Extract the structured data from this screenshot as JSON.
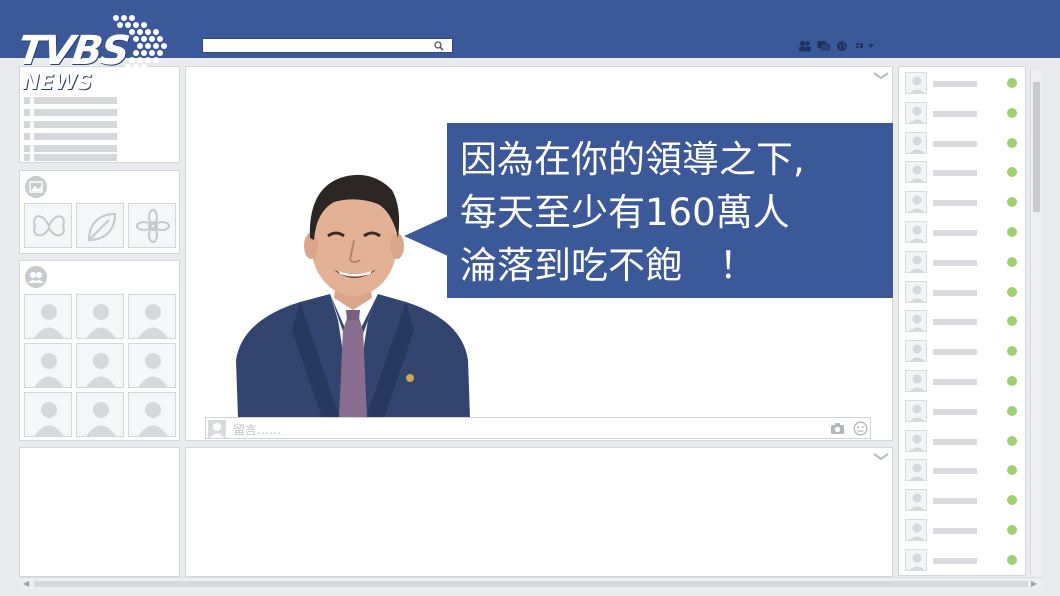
{
  "branding": {
    "logo_text_main": "TVBS",
    "logo_text_sub": "NEWS"
  },
  "search": {
    "value": "",
    "icon": "search-icon"
  },
  "top_icons": [
    "friends-icon",
    "messages-icon",
    "globe-icon",
    "account-menu-icon"
  ],
  "left_column": {
    "menu_lines": 6,
    "photos_section_icon": "photo-icon",
    "photo_thumbs": [
      "butterfly-icon",
      "leaf-icon",
      "flower-icon"
    ],
    "friends_section_icon": "group-icon",
    "friend_thumbs": 9
  },
  "post": {
    "quote": "因為在你的領導之下,\n每天至少有160萬人\n淪落到吃不飽　！",
    "comment_placeholder": "留言……",
    "comment_icons": [
      "camera-icon",
      "emoji-icon"
    ]
  },
  "right_column": {
    "online_friends": 17,
    "status_color": "#9fd071"
  },
  "colors": {
    "brand_blue": "#3b5998",
    "background": "#e9ebee",
    "panel": "#ffffff"
  }
}
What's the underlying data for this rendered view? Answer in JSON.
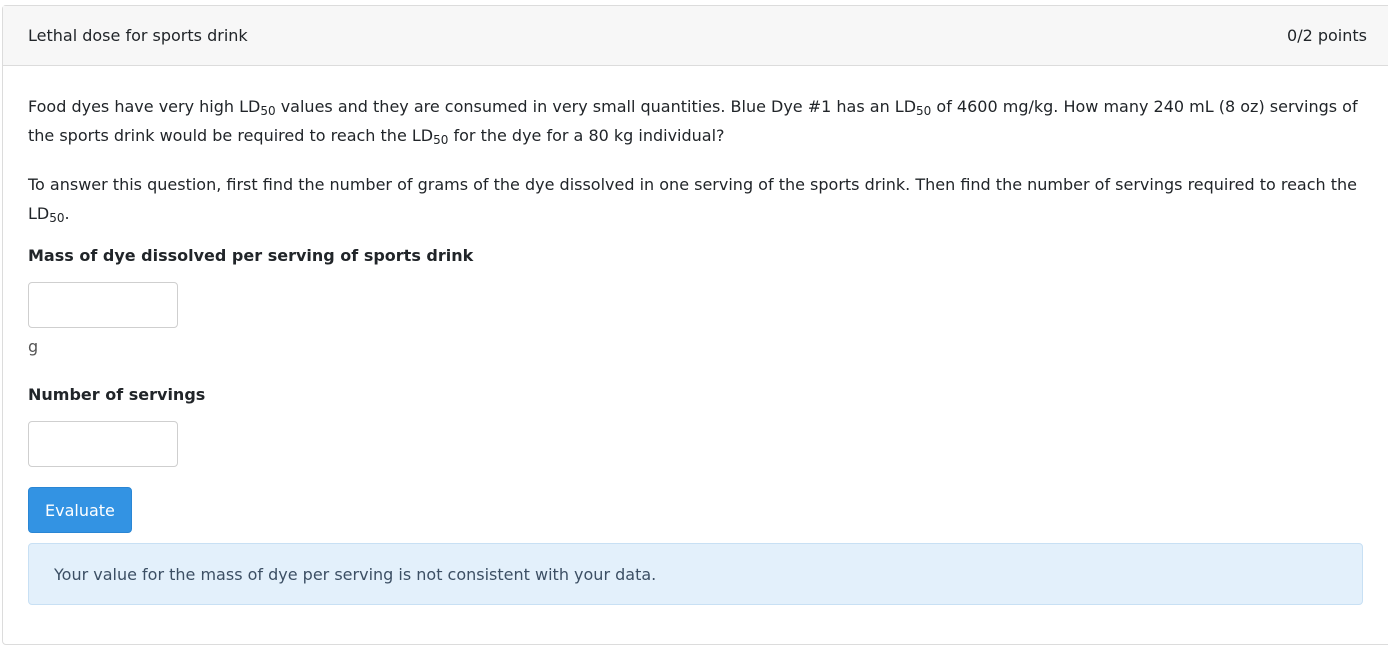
{
  "header": {
    "title": "Lethal dose for sports drink",
    "points": "0/2 points"
  },
  "question": {
    "p1_a": "Food dyes have very high LD",
    "p1_sub1": "50",
    "p1_b": " values and they are consumed in very small quantities.  Blue Dye #1 has an LD",
    "p1_sub2": "50",
    "p1_c": " of 4600 mg/kg.  How many 240 mL (8 oz)  servings of the sports drink would be required to reach the LD",
    "p1_sub3": "50",
    "p1_d": " for the dye for a 80 kg individual?",
    "p2_a": "To answer this question, first find the number of grams of the dye dissolved in one serving of the sports drink.  Then find the number of servings required to reach the LD",
    "p2_sub": "50",
    "p2_b": "."
  },
  "fields": {
    "mass_label": "Mass of dye dissolved per serving of sports drink",
    "mass_value": "",
    "mass_unit": "g",
    "servings_label": "Number of servings",
    "servings_value": ""
  },
  "actions": {
    "evaluate_label": "Evaluate"
  },
  "feedback": {
    "message": "Your value for the mass of dye per serving is not consistent with your data."
  }
}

========================================

[BRIEF]: With the pictures omitted, reproduce the records in full and exactly.

[RESPONSE TO THE EXERCISE]:
Extract the structured data from this screenshot as JSON.
{
  "branding": {
    "logo_text_main": "TVBS",
    "logo_text_sub": "NEWS"
  },
  "search": {
    "value": "",
    "icon": "search-icon"
  },
  "top_icons": [
    "friends-icon",
    "messages-icon",
    "globe-icon",
    "account-menu-icon"
  ],
  "left_column": {
    "menu_lines": 6,
    "photos_section_icon": "photo-icon",
    "photo_thumbs": [
      "butterfly-icon",
      "leaf-icon",
      "flower-icon"
    ],
    "friends_section_icon": "group-icon",
    "friend_thumbs": 9
  },
  "post": {
    "quote": "因為在你的領導之下,\n每天至少有160萬人\n淪落到吃不飽　！",
    "comment_placeholder": "留言……",
    "comment_icons": [
      "camera-icon",
      "emoji-icon"
    ]
  },
  "right_column": {
    "online_friends": 17,
    "status_color": "#9fd071"
  },
  "colors": {
    "brand_blue": "#3b5998",
    "background": "#e9ebee",
    "panel": "#ffffff"
  }
}
What's the underlying data for this rendered view? Answer in JSON.
{
  "header": {
    "title": "Lethal dose for sports drink",
    "points": "0/2 points"
  },
  "question": {
    "p1_a": "Food dyes have very high LD",
    "p1_sub1": "50",
    "p1_b": " values and they are consumed in very small quantities.  Blue Dye #1 has an LD",
    "p1_sub2": "50",
    "p1_c": " of 4600 mg/kg.  How many 240 mL (8 oz)  servings of the sports drink would be required to reach the LD",
    "p1_sub3": "50",
    "p1_d": " for the dye for a 80 kg individual?",
    "p2_a": "To answer this question, first find the number of grams of the dye dissolved in one serving of the sports drink.  Then find the number of servings required to reach the LD",
    "p2_sub": "50",
    "p2_b": "."
  },
  "fields": {
    "mass_label": "Mass of dye dissolved per serving of sports drink",
    "mass_value": "",
    "mass_unit": "g",
    "servings_label": "Number of servings",
    "servings_value": ""
  },
  "actions": {
    "evaluate_label": "Evaluate"
  },
  "feedback": {
    "message": "Your value for the mass of dye per serving is not consistent with your data."
  }
}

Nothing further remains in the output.